====== Record extracts
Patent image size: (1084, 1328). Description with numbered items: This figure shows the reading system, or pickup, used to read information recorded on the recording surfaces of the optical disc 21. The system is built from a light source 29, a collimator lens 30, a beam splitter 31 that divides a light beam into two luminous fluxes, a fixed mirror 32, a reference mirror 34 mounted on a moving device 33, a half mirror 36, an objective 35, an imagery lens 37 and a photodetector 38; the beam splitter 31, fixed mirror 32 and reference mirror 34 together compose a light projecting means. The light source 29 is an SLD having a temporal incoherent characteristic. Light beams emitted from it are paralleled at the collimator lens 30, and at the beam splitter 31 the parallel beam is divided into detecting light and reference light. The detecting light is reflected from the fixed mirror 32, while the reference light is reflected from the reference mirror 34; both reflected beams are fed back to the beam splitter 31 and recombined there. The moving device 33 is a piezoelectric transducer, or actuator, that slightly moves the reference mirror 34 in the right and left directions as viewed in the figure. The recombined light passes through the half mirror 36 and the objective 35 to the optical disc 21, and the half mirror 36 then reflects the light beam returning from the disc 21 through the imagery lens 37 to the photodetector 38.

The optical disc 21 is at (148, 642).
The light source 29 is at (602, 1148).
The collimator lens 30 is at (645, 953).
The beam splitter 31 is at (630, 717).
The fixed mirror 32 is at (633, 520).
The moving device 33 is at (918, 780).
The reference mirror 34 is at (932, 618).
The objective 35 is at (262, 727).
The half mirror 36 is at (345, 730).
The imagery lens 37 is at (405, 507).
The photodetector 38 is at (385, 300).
============
Written task:
Quote the entries word for word from their start up to and including the line containing "The reference mirror 34 is at (932, 618).".

Answer:
Patent image size: (1084, 1328). Description with numbered items: This figure shows the reading system, or pickup, used to read information recorded on the recording surfaces of the optical disc 21. The system is built from a light source 29, a collimator lens 30, a beam splitter 31 that divides a light beam into two luminous fluxes, a fixed mirror 32, a reference mirror 34 mounted on a moving device 33, a half mirror 36, an objective 35, an imagery lens 37 and a photodetector 38; the beam splitter 31, fixed mirror 32 and reference mirror 34 together compose a light projecting means. The light source 29 is an SLD having a temporal incoherent characteristic. Light beams emitted from it are paralleled at the collimator lens 30, and at the beam splitter 31 the parallel beam is divided into detecting light and reference light. The detecting light is reflected from the fixed mirror 32, while the reference light is reflected from the reference mirror 34; both reflected beams are fed back to the beam splitter 31 and recombined there. The moving device 33 is a piezoelectric transducer, or actuator, that slightly moves the reference mirror 34 in the right and left directions as viewed in the figure. The recombined light passes through the half mirror 36 and the objective 35 to the optical disc 21, and the half mirror 36 then reflects the light beam returning from the disc 21 through the imagery lens 37 to the photodetector 38.

The optical disc 21 is at (148, 642).
The light source 29 is at (602, 1148).
The collimator lens 30 is at (645, 953).
The beam splitter 31 is at (630, 717).
The fixed mirror 32 is at (633, 520).
The moving device 33 is at (918, 780).
The reference mirror 34 is at (932, 618).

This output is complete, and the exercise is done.